• **WORK INSTRUCTIONS**:
All lines holding the string "face" are to be shown.

• **EXTRACTED MATERIAL**:
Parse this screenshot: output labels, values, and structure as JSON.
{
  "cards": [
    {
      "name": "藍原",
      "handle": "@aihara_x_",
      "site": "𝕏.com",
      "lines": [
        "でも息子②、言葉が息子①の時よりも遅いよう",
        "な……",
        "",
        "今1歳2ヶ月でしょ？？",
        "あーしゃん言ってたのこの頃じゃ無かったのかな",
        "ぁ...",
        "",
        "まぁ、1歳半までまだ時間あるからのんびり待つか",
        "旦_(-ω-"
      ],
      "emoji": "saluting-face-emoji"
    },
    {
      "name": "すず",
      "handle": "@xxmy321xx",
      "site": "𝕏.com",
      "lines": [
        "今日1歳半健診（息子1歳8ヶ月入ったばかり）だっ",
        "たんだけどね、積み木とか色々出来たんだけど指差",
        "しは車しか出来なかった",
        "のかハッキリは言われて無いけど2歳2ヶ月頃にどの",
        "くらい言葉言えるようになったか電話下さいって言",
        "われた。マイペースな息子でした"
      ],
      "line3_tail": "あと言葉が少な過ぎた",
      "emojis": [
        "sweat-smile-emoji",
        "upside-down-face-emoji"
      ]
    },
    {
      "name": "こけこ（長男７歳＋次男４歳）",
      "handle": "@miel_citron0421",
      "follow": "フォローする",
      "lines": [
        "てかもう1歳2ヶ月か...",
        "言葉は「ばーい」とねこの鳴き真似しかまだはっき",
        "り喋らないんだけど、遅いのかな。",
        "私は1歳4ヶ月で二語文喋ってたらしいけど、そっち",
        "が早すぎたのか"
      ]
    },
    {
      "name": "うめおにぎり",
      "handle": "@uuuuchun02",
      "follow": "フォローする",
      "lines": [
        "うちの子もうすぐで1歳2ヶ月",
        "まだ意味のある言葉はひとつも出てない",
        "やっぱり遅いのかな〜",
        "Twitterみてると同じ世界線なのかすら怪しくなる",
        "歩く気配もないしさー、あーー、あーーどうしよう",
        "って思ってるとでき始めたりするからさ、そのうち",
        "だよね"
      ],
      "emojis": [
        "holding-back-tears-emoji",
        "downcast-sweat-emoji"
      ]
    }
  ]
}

• **TASK ANSWER**:
      "emoji": "saluting-face-emoji"
        "upside-down-face-emoji"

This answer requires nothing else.